▶ **Material**
──────
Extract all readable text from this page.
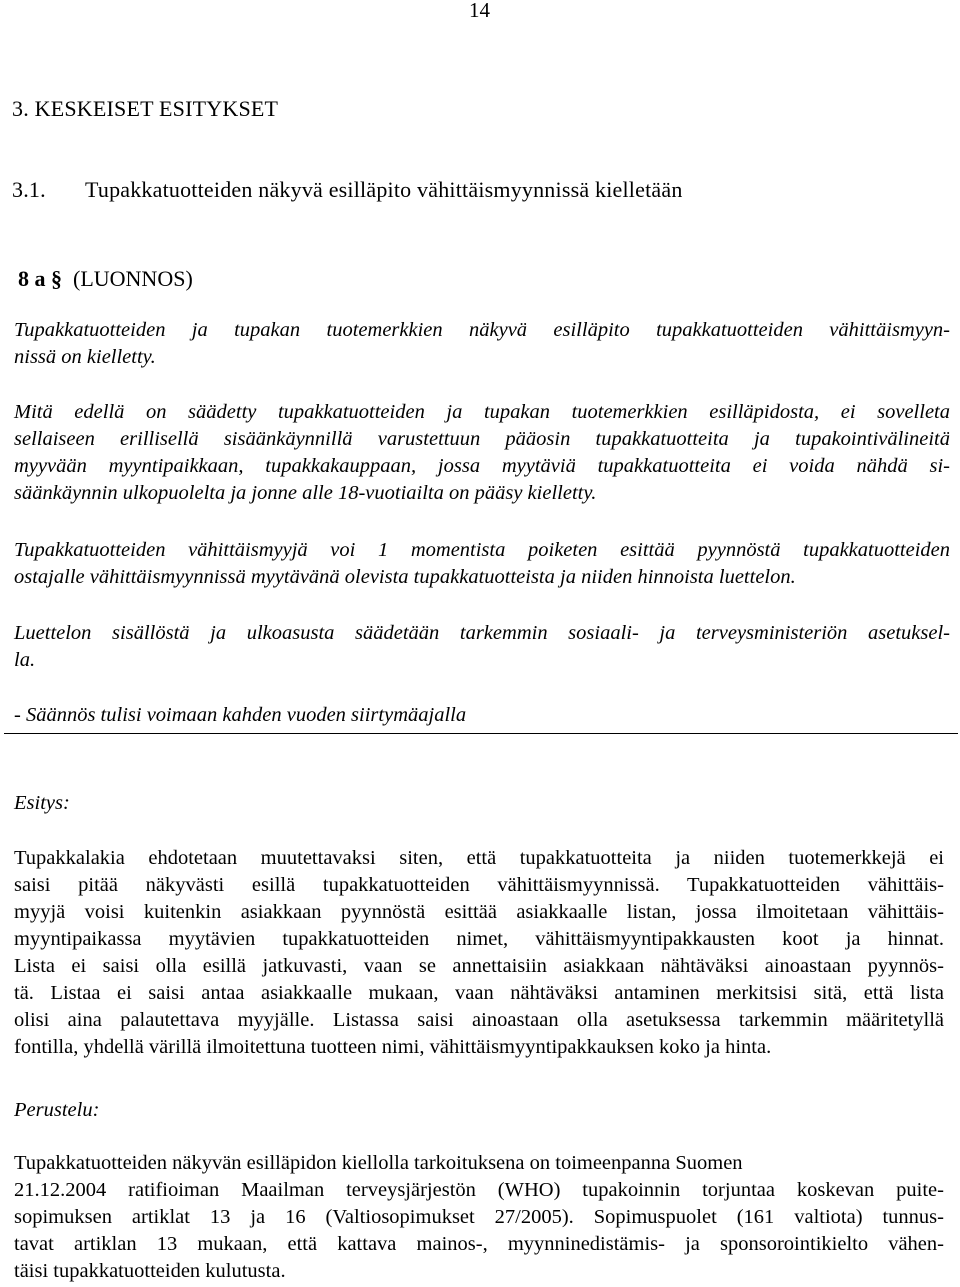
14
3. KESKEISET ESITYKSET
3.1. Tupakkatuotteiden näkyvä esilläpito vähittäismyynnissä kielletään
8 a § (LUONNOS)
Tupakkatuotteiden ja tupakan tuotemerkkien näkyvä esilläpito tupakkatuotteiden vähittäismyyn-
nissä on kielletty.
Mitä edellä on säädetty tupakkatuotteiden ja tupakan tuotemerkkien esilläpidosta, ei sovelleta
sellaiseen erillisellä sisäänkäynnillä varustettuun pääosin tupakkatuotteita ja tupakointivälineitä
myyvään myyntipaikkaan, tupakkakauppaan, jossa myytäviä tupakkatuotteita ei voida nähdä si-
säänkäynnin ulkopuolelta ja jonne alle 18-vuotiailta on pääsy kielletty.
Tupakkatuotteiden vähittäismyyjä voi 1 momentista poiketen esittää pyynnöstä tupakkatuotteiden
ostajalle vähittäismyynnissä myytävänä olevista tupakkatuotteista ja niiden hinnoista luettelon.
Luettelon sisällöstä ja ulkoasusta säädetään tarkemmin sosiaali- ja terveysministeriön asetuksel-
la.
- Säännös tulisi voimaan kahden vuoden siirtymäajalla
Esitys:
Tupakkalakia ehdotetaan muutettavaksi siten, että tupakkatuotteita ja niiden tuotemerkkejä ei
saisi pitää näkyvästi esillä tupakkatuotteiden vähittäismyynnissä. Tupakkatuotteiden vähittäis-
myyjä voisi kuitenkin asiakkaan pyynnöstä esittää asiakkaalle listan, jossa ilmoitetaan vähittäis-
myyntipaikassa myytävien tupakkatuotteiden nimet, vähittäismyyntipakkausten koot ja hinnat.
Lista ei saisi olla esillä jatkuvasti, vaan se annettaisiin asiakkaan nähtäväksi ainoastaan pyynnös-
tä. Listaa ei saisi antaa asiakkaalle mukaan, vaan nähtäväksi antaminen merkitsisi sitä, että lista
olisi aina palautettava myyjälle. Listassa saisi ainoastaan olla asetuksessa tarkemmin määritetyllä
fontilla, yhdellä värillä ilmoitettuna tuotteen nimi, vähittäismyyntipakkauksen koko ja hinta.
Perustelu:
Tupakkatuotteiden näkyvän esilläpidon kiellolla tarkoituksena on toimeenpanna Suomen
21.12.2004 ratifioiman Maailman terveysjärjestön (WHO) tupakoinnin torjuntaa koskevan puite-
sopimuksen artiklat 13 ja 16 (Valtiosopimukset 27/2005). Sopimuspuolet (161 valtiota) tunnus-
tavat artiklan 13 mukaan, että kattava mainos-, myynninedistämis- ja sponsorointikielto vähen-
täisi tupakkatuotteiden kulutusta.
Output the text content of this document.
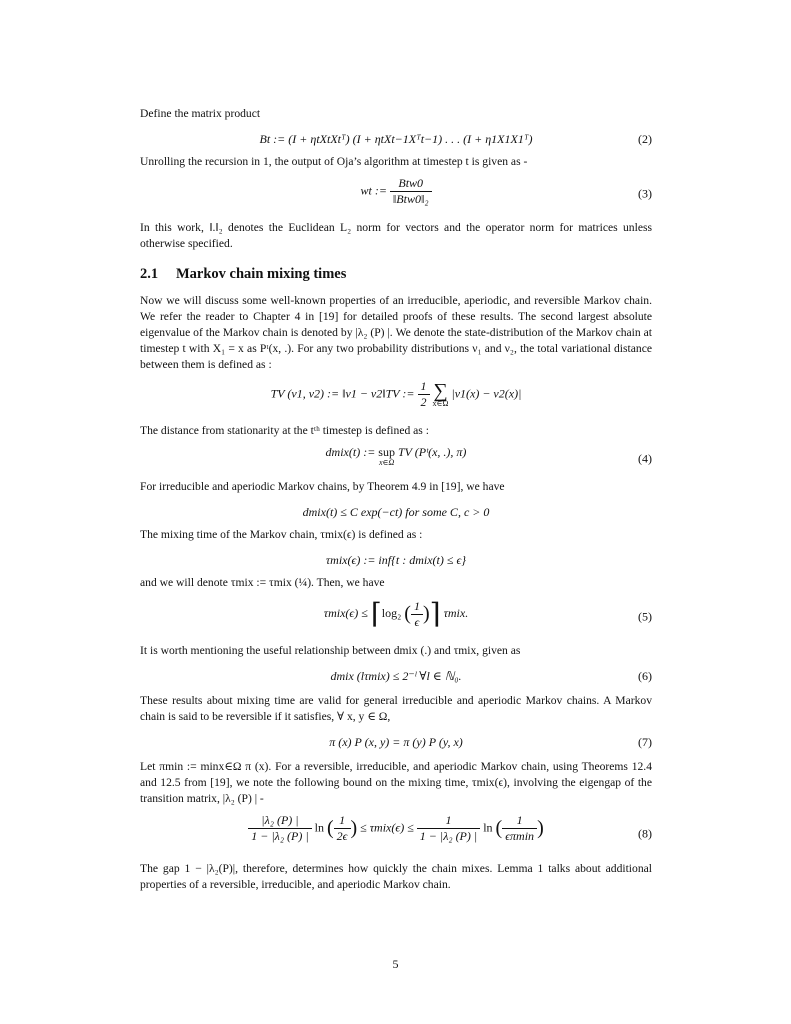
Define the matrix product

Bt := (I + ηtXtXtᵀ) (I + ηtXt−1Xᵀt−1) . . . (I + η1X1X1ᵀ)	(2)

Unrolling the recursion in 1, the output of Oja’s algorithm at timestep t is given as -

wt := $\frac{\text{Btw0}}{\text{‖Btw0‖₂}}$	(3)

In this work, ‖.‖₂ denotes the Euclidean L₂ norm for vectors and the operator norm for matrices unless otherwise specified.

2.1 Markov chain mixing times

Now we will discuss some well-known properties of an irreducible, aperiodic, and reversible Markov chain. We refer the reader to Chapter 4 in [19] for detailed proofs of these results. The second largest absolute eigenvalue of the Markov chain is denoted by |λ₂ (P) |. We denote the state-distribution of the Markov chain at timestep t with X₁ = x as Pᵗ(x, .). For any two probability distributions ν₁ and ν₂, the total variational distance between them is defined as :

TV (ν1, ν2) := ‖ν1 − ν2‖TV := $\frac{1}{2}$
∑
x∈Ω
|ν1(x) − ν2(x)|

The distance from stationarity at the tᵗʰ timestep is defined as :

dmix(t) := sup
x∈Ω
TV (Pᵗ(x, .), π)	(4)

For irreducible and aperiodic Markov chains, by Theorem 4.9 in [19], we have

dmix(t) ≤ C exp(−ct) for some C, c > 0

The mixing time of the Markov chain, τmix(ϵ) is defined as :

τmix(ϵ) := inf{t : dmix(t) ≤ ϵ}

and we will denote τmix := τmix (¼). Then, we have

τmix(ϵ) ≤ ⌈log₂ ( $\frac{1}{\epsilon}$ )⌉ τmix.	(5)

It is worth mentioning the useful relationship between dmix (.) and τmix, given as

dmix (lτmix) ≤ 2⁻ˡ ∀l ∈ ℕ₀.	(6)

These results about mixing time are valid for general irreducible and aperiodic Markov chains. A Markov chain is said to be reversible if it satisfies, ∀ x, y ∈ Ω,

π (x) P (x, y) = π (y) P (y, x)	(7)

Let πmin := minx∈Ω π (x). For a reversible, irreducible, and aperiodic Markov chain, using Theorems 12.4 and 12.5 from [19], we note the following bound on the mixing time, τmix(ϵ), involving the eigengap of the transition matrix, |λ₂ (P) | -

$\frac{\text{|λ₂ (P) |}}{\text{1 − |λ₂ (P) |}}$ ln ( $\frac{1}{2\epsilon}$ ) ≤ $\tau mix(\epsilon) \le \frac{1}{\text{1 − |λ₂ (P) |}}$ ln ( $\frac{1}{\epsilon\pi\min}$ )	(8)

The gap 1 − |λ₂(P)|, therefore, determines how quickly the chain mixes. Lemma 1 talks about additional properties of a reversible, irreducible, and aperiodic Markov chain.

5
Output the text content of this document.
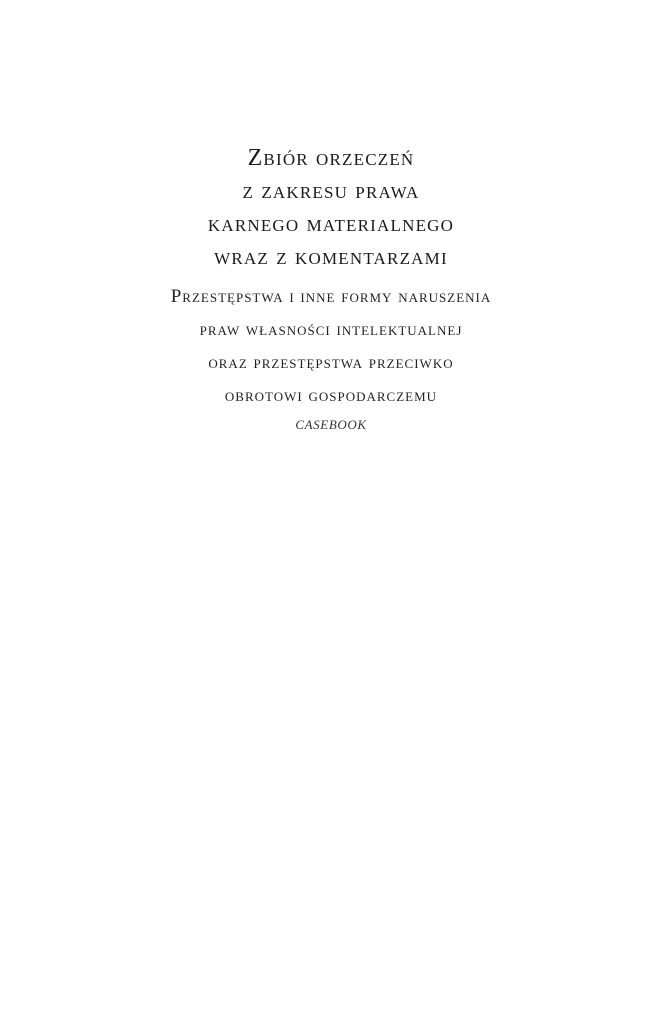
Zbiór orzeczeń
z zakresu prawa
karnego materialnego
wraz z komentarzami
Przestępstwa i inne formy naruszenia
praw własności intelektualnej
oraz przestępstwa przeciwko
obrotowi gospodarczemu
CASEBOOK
──────
▶ **What is being asked**
Locate the lines above that contain "tarkemmin" and copy them.

▶ **Correct result**
Luettelon sisällöstä ja ulkoasusta säädetään tarkemmin sosiaali- ja terveysministeriön asetuksel-
olisi aina palautettava myyjälle. Listassa saisi ainoastaan olla asetuksessa tarkemmin määritetyllä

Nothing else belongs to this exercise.